**Exercise:**
Repeat the entries below exactly as they appear, with no pictures.

Dataset rows about figures
◇ ◇ ◇ ◇

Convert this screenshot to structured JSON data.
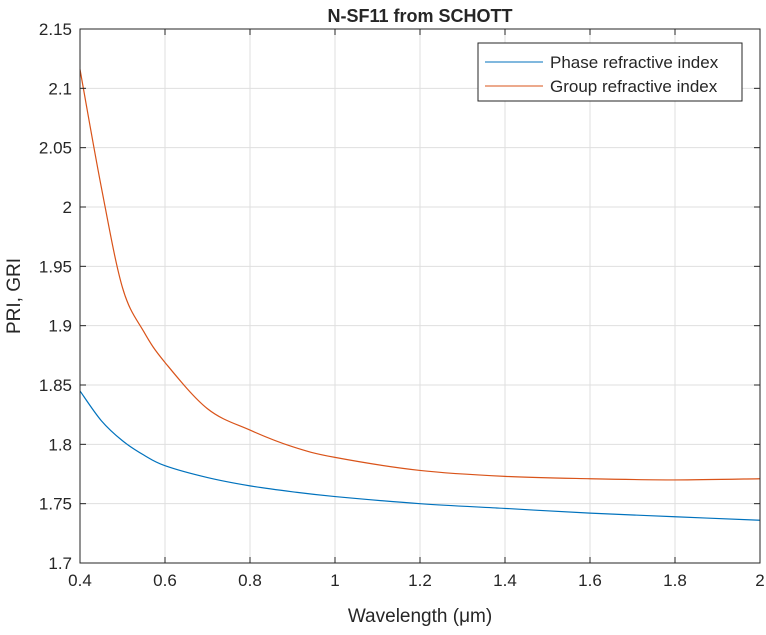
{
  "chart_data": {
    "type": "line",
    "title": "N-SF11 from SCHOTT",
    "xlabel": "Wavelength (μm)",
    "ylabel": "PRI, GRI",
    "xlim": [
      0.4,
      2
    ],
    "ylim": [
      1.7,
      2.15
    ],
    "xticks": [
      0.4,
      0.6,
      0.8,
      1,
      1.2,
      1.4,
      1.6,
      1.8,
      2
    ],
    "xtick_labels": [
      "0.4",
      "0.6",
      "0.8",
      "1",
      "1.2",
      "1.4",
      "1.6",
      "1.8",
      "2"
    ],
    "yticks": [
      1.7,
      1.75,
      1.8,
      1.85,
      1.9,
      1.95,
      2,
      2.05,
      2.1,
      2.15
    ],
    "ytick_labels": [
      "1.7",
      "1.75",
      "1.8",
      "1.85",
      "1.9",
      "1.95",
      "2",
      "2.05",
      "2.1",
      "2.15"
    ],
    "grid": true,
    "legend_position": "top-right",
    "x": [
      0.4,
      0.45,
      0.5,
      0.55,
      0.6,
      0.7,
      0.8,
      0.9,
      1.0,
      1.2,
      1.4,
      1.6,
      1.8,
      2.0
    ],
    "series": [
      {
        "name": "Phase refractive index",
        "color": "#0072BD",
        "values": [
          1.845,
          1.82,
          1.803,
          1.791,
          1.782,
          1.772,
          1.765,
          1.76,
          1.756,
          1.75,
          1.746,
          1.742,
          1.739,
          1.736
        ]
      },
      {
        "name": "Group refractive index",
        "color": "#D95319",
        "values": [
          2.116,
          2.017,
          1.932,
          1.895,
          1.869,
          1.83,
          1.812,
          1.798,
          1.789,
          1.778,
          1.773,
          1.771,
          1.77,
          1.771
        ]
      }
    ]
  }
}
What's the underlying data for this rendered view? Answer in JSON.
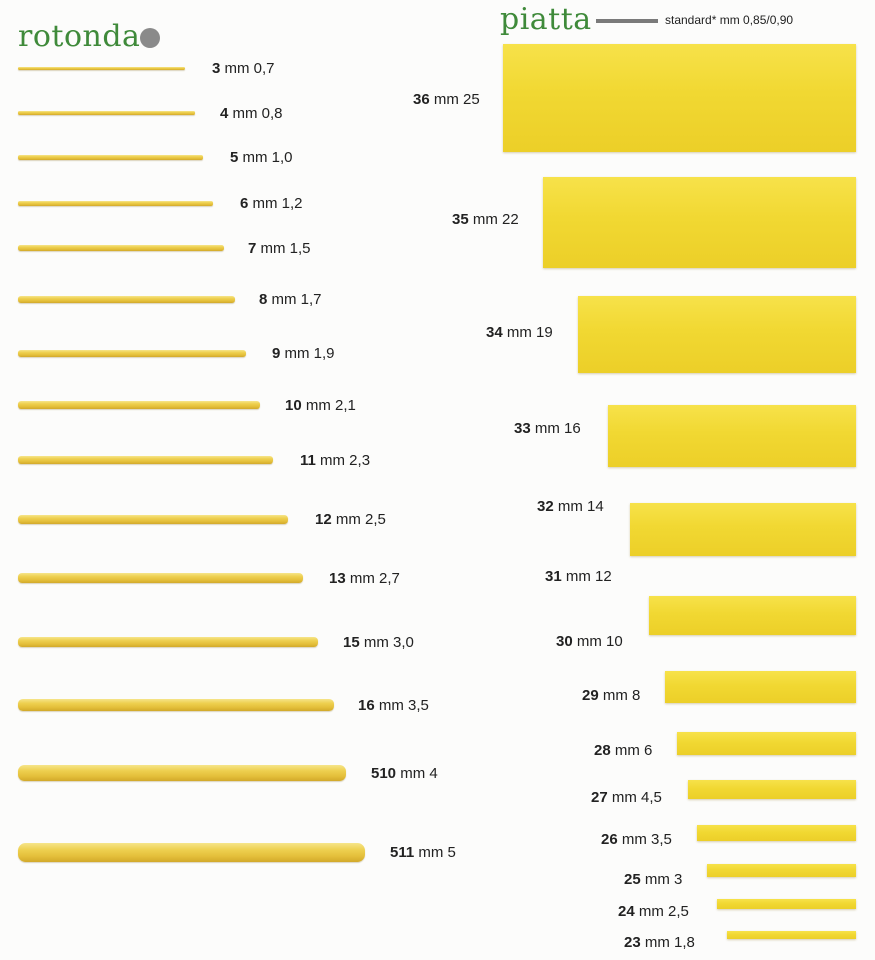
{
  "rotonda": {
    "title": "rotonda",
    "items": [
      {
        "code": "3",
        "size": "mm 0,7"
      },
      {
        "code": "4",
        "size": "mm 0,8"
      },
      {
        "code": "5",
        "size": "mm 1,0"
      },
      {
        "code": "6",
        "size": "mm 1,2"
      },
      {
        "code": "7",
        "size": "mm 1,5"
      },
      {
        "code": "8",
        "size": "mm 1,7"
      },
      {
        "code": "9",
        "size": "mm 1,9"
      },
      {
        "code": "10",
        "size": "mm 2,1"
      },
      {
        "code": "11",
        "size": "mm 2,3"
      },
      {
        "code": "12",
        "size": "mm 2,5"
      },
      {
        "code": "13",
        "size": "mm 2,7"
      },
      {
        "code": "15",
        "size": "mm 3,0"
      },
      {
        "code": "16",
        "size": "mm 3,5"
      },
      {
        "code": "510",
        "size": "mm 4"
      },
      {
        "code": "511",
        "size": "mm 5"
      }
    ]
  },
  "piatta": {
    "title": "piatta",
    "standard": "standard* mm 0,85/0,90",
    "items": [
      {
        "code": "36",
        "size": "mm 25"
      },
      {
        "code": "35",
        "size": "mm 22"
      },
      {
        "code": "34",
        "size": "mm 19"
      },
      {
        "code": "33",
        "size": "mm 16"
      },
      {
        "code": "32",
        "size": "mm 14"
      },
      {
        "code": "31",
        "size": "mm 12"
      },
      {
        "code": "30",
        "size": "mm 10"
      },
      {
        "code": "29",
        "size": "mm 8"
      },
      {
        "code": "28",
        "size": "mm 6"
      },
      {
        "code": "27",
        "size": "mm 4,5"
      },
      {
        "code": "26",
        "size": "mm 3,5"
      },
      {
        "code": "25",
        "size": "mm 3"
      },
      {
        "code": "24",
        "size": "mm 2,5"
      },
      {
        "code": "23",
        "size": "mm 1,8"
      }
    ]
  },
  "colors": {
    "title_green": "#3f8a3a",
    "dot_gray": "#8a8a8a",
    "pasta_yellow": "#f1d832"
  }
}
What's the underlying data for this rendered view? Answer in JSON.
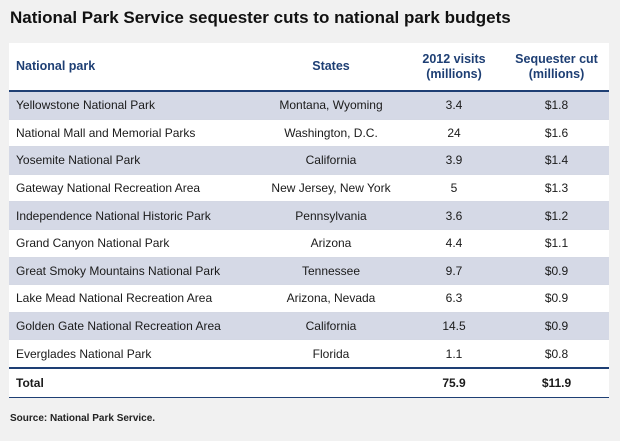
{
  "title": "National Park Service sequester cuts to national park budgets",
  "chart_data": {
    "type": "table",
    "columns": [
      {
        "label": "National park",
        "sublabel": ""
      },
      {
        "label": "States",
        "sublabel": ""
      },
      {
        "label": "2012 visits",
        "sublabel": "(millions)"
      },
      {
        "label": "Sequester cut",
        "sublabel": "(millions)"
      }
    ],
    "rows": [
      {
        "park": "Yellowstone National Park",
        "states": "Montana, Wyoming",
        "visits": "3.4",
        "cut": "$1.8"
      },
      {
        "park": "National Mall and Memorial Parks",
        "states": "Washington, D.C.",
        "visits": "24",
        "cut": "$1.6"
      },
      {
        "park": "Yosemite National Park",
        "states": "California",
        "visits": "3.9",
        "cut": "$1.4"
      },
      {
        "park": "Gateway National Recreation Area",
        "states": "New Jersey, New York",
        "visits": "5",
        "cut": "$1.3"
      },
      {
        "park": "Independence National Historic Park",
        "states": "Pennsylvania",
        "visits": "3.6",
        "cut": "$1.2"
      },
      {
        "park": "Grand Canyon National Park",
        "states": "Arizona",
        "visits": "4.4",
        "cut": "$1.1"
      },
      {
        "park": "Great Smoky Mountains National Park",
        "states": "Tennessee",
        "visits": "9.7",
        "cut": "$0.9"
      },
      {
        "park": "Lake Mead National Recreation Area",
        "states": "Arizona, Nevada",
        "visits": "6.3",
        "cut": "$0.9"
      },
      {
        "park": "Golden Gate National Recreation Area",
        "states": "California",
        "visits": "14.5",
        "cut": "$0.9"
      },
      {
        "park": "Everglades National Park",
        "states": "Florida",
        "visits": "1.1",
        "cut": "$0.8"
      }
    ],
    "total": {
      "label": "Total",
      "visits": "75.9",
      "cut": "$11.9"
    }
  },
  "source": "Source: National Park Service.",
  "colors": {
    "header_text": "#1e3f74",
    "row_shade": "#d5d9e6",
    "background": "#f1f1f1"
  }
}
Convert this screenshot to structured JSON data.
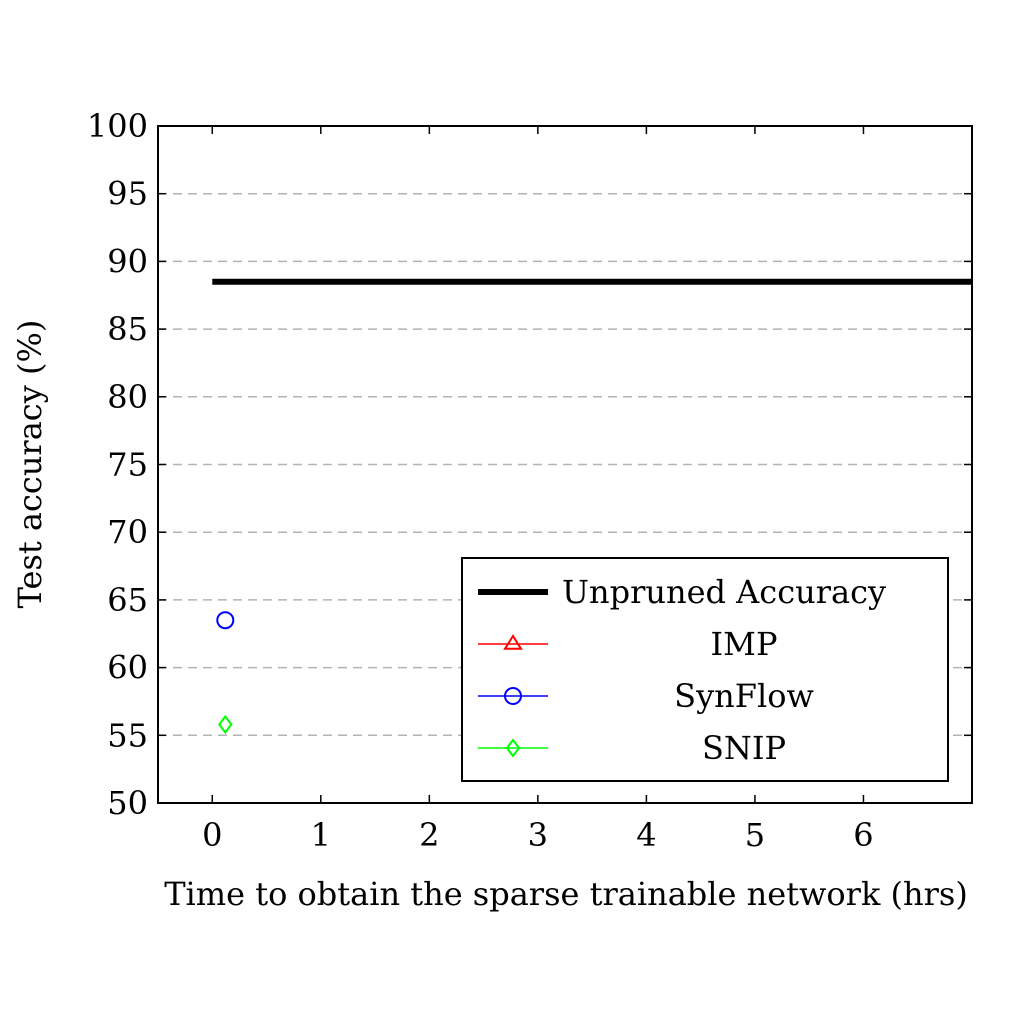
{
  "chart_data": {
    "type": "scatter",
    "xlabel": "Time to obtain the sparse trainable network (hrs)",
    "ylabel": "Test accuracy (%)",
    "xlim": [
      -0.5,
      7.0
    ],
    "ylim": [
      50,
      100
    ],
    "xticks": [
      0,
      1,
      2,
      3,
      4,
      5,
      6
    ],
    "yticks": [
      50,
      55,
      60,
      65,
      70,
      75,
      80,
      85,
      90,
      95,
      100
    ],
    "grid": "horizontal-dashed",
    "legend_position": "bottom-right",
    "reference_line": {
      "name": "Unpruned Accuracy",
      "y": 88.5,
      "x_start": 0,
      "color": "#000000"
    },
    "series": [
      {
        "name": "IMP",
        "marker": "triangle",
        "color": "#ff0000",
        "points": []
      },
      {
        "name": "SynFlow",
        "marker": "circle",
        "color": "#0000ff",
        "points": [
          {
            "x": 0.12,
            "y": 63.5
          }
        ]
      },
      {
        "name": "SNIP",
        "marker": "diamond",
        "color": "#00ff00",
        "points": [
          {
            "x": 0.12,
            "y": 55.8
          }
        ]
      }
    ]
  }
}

◇ ◇ ◇ ◇

**Output of the task:**
Convert this screenshot to structured JSON data.
{
  "chart_data": {
    "type": "line",
    "title": "N-SF11 from SCHOTT",
    "xlabel": "Wavelength (μm)",
    "ylabel": "PRI, GRI",
    "xlim": [
      0.4,
      2
    ],
    "ylim": [
      1.7,
      2.15
    ],
    "xticks": [
      0.4,
      0.6,
      0.8,
      1,
      1.2,
      1.4,
      1.6,
      1.8,
      2
    ],
    "xtick_labels": [
      "0.4",
      "0.6",
      "0.8",
      "1",
      "1.2",
      "1.4",
      "1.6",
      "1.8",
      "2"
    ],
    "yticks": [
      1.7,
      1.75,
      1.8,
      1.85,
      1.9,
      1.95,
      2,
      2.05,
      2.1,
      2.15
    ],
    "ytick_labels": [
      "1.7",
      "1.75",
      "1.8",
      "1.85",
      "1.9",
      "1.95",
      "2",
      "2.05",
      "2.1",
      "2.15"
    ],
    "grid": true,
    "legend_position": "top-right",
    "x": [
      0.4,
      0.45,
      0.5,
      0.55,
      0.6,
      0.7,
      0.8,
      0.9,
      1.0,
      1.2,
      1.4,
      1.6,
      1.8,
      2.0
    ],
    "series": [
      {
        "name": "Phase refractive index",
        "color": "#0072BD",
        "values": [
          1.845,
          1.82,
          1.803,
          1.791,
          1.782,
          1.772,
          1.765,
          1.76,
          1.756,
          1.75,
          1.746,
          1.742,
          1.739,
          1.736
        ]
      },
      {
        "name": "Group refractive index",
        "color": "#D95319",
        "values": [
          2.116,
          2.017,
          1.932,
          1.895,
          1.869,
          1.83,
          1.812,
          1.798,
          1.789,
          1.778,
          1.773,
          1.771,
          1.77,
          1.771
        ]
      }
    ]
  }
}
What's the underlying data for this rendered view? Answer in JSON.
{
  "rotonda": {
    "title": "rotonda",
    "items": [
      {
        "code": "3",
        "size": "mm 0,7"
      },
      {
        "code": "4",
        "size": "mm 0,8"
      },
      {
        "code": "5",
        "size": "mm 1,0"
      },
      {
        "code": "6",
        "size": "mm 1,2"
      },
      {
        "code": "7",
        "size": "mm 1,5"
      },
      {
        "code": "8",
        "size": "mm 1,7"
      },
      {
        "code": "9",
        "size": "mm 1,9"
      },
      {
        "code": "10",
        "size": "mm 2,1"
      },
      {
        "code": "11",
        "size": "mm 2,3"
      },
      {
        "code": "12",
        "size": "mm 2,5"
      },
      {
        "code": "13",
        "size": "mm 2,7"
      },
      {
        "code": "15",
        "size": "mm 3,0"
      },
      {
        "code": "16",
        "size": "mm 3,5"
      },
      {
        "code": "510",
        "size": "mm 4"
      },
      {
        "code": "511",
        "size": "mm 5"
      }
    ]
  },
  "piatta": {
    "title": "piatta",
    "standard": "standard* mm 0,85/0,90",
    "items": [
      {
        "code": "36",
        "size": "mm 25"
      },
      {
        "code": "35",
        "size": "mm 22"
      },
      {
        "code": "34",
        "size": "mm 19"
      },
      {
        "code": "33",
        "size": "mm 16"
      },
      {
        "code": "32",
        "size": "mm 14"
      },
      {
        "code": "31",
        "size": "mm 12"
      },
      {
        "code": "30",
        "size": "mm 10"
      },
      {
        "code": "29",
        "size": "mm 8"
      },
      {
        "code": "28",
        "size": "mm 6"
      },
      {
        "code": "27",
        "size": "mm 4,5"
      },
      {
        "code": "26",
        "size": "mm 3,5"
      },
      {
        "code": "25",
        "size": "mm 3"
      },
      {
        "code": "24",
        "size": "mm 2,5"
      },
      {
        "code": "23",
        "size": "mm 1,8"
      }
    ]
  },
  "colors": {
    "title_green": "#3f8a3a",
    "dot_gray": "#8a8a8a",
    "pasta_yellow": "#f1d832"
  }
}
What's the underlying data for this rendered view? Answer in JSON.
{
  "title": "National Park Service sequester cuts to national park budgets",
  "chart_data": {
    "type": "table",
    "columns": [
      {
        "label": "National park",
        "sublabel": ""
      },
      {
        "label": "States",
        "sublabel": ""
      },
      {
        "label": "2012 visits",
        "sublabel": "(millions)"
      },
      {
        "label": "Sequester cut",
        "sublabel": "(millions)"
      }
    ],
    "rows": [
      {
        "park": "Yellowstone National Park",
        "states": "Montana, Wyoming",
        "visits": "3.4",
        "cut": "$1.8"
      },
      {
        "park": "National Mall and Memorial Parks",
        "states": "Washington, D.C.",
        "visits": "24",
        "cut": "$1.6"
      },
      {
        "park": "Yosemite National Park",
        "states": "California",
        "visits": "3.9",
        "cut": "$1.4"
      },
      {
        "park": "Gateway National Recreation Area",
        "states": "New Jersey, New York",
        "visits": "5",
        "cut": "$1.3"
      },
      {
        "park": "Independence National Historic Park",
        "states": "Pennsylvania",
        "visits": "3.6",
        "cut": "$1.2"
      },
      {
        "park": "Grand Canyon National Park",
        "states": "Arizona",
        "visits": "4.4",
        "cut": "$1.1"
      },
      {
        "park": "Great Smoky Mountains National Park",
        "states": "Tennessee",
        "visits": "9.7",
        "cut": "$0.9"
      },
      {
        "park": "Lake Mead National Recreation Area",
        "states": "Arizona, Nevada",
        "visits": "6.3",
        "cut": "$0.9"
      },
      {
        "park": "Golden Gate National Recreation Area",
        "states": "California",
        "visits": "14.5",
        "cut": "$0.9"
      },
      {
        "park": "Everglades National Park",
        "states": "Florida",
        "visits": "1.1",
        "cut": "$0.8"
      }
    ],
    "total": {
      "label": "Total",
      "visits": "75.9",
      "cut": "$11.9"
    }
  },
  "source": "Source: National Park Service.",
  "colors": {
    "header_text": "#1e3f74",
    "row_shade": "#d5d9e6",
    "background": "#f1f1f1"
  }
}
Convert this screenshot to structured JSON data.
{
  "chart_data": {
    "type": "scatter",
    "xlabel": "Time to obtain the sparse trainable network (hrs)",
    "ylabel": "Test accuracy (%)",
    "xlim": [
      -0.5,
      7.0
    ],
    "ylim": [
      50,
      100
    ],
    "xticks": [
      0,
      1,
      2,
      3,
      4,
      5,
      6
    ],
    "yticks": [
      50,
      55,
      60,
      65,
      70,
      75,
      80,
      85,
      90,
      95,
      100
    ],
    "grid": "horizontal-dashed",
    "legend_position": "bottom-right",
    "reference_line": {
      "name": "Unpruned Accuracy",
      "y": 88.5,
      "x_start": 0,
      "color": "#000000"
    },
    "series": [
      {
        "name": "IMP",
        "marker": "triangle",
        "color": "#ff0000",
        "points": []
      },
      {
        "name": "SynFlow",
        "marker": "circle",
        "color": "#0000ff",
        "points": [
          {
            "x": 0.12,
            "y": 63.5
          }
        ]
      },
      {
        "name": "SNIP",
        "marker": "diamond",
        "color": "#00ff00",
        "points": [
          {
            "x": 0.12,
            "y": 55.8
          }
        ]
      }
    ]
  }
}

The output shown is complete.